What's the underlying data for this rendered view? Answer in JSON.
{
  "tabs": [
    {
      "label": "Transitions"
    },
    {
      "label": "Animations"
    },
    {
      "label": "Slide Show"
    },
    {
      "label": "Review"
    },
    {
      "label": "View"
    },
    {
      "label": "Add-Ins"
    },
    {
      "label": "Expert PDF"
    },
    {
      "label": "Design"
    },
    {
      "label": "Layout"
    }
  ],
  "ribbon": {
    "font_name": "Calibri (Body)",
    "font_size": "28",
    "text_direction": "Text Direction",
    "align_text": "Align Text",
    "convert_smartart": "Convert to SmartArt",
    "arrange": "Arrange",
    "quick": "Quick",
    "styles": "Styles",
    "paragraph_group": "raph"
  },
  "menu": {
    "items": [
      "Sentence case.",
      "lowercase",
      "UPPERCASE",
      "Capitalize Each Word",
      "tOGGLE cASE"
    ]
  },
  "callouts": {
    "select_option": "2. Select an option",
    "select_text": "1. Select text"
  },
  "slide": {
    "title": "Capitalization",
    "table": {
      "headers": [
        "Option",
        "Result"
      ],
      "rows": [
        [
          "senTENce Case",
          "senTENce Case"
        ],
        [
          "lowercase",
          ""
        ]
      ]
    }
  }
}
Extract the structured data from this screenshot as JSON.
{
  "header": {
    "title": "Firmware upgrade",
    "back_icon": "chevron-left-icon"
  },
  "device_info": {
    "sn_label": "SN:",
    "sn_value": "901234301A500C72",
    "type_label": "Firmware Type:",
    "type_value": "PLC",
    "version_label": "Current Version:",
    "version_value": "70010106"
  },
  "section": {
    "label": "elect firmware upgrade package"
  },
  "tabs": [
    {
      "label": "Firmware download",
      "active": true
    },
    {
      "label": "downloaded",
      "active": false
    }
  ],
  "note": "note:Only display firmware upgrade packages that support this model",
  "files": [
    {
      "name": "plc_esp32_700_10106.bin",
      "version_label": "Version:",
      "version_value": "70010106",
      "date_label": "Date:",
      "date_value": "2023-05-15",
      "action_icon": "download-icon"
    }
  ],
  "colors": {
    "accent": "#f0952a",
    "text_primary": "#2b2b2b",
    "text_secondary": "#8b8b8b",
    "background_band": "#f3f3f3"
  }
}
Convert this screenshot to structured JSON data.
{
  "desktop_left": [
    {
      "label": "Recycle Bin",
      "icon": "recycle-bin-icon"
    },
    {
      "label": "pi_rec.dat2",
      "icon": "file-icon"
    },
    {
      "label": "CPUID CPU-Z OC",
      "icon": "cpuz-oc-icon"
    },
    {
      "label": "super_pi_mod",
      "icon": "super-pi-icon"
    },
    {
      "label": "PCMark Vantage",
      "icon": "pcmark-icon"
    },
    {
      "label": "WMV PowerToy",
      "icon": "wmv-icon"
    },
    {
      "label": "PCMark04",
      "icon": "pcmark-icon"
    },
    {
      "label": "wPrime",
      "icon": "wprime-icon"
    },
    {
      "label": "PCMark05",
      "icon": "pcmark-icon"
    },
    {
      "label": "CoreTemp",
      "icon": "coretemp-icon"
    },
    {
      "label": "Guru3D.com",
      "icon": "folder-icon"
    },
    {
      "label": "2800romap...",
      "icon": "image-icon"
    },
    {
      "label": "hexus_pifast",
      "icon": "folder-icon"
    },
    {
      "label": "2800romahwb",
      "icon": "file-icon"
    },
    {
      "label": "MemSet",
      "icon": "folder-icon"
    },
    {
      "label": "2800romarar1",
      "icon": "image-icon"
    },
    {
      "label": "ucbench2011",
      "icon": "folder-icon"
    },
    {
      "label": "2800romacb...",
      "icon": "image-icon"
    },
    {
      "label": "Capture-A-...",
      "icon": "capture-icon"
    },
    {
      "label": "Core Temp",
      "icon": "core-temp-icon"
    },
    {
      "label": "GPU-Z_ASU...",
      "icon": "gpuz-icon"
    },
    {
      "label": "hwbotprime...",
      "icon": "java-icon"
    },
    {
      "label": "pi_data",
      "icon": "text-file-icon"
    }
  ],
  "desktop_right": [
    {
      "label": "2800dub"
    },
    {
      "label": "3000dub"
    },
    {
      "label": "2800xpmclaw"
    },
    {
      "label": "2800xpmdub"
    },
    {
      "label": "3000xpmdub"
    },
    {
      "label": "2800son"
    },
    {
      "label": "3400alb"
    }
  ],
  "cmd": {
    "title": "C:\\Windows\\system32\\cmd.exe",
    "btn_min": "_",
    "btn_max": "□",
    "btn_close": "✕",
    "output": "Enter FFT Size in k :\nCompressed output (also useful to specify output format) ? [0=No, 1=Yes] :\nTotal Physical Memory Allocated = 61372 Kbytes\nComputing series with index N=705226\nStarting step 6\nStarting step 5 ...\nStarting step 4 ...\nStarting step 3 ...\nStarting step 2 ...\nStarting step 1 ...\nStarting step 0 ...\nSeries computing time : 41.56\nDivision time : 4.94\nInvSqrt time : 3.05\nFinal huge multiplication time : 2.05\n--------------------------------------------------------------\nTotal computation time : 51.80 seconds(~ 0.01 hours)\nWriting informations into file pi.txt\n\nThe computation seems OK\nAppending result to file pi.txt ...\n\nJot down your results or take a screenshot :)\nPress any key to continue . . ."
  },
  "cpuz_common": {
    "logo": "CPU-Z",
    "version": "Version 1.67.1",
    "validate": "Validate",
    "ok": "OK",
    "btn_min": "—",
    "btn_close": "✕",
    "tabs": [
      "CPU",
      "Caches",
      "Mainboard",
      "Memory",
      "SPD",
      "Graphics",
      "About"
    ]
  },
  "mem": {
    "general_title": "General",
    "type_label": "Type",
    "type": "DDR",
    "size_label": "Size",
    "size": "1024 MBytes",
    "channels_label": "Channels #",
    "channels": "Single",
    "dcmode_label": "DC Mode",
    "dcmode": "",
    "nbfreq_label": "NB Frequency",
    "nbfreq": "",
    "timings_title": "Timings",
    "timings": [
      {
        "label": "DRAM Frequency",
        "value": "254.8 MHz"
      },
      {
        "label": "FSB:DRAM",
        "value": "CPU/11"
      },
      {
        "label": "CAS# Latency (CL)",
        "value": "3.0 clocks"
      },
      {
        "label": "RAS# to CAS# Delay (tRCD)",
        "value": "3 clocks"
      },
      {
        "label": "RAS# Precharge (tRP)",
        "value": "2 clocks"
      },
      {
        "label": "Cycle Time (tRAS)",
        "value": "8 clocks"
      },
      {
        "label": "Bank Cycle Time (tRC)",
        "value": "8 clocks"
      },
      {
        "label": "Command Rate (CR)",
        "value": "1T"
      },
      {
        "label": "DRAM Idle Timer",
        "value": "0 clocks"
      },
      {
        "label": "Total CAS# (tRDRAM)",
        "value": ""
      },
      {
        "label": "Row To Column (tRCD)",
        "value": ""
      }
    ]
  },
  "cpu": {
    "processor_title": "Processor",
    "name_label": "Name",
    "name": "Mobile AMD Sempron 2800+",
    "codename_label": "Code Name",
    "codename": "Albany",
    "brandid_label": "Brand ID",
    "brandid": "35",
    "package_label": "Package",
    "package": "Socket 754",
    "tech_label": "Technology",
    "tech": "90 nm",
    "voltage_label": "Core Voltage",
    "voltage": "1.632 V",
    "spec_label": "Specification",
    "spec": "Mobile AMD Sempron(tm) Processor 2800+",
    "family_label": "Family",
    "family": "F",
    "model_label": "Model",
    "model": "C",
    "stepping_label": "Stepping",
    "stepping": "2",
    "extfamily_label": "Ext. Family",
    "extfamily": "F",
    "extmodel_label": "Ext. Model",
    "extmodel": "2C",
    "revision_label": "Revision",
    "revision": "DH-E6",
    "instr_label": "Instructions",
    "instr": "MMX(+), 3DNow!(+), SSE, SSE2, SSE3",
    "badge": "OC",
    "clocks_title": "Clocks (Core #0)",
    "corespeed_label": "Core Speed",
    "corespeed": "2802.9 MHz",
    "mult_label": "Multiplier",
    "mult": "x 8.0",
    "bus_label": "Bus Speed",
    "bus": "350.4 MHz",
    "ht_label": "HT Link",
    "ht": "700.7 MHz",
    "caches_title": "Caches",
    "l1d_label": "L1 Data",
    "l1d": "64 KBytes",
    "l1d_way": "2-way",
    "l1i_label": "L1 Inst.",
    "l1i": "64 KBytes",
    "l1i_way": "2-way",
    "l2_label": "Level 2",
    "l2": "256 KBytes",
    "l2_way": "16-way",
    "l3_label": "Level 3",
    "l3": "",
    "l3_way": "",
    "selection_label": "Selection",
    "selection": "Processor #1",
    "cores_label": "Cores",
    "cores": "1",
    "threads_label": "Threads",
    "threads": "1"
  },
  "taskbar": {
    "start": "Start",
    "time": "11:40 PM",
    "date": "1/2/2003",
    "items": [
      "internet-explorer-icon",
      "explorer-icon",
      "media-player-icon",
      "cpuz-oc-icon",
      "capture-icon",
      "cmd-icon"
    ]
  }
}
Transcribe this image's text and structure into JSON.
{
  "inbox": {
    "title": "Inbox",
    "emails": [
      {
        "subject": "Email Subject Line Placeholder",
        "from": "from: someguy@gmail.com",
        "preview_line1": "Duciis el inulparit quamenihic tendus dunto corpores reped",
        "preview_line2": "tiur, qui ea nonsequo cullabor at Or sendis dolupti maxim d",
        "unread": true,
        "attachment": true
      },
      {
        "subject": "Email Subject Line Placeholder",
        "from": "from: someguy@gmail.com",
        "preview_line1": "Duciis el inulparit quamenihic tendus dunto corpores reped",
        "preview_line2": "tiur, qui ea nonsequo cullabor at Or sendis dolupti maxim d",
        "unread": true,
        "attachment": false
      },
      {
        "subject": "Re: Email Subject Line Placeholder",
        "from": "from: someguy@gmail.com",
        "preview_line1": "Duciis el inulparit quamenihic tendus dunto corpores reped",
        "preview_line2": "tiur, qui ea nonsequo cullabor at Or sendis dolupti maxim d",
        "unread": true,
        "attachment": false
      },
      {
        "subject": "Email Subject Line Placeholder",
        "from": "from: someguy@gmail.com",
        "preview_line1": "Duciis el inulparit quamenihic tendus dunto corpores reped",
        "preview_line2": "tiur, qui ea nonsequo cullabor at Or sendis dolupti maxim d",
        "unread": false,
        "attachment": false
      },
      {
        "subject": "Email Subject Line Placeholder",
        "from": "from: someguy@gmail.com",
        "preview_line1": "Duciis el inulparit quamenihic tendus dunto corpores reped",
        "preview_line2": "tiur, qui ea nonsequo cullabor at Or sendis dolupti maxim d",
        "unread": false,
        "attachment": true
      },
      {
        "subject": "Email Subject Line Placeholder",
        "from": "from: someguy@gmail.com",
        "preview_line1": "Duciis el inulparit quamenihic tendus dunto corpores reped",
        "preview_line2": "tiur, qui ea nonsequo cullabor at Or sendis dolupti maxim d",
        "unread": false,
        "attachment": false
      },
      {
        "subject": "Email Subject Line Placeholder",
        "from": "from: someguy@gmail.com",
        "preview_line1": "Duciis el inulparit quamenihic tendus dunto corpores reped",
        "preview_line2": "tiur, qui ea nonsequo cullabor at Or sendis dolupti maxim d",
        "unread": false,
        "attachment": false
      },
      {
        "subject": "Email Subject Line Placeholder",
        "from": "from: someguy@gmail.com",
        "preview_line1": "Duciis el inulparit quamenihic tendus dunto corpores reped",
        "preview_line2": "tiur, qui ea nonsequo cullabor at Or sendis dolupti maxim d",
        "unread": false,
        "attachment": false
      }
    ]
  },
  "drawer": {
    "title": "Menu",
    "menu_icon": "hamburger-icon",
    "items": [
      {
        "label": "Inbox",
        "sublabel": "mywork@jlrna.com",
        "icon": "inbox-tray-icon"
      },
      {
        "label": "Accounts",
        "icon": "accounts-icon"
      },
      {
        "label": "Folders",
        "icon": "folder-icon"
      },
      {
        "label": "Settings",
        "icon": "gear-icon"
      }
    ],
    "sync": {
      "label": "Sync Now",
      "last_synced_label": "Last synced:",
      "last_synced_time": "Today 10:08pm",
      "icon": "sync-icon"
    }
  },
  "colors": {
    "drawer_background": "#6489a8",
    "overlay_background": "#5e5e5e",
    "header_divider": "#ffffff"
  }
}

:::

- **Short task**: Select every line where the word "Mobile" occurs.

- **Correct output**:
    "name": "Mobile AMD Sempron 2800+",
    "spec": "Mobile AMD Sempron(tm) Processor 2800+",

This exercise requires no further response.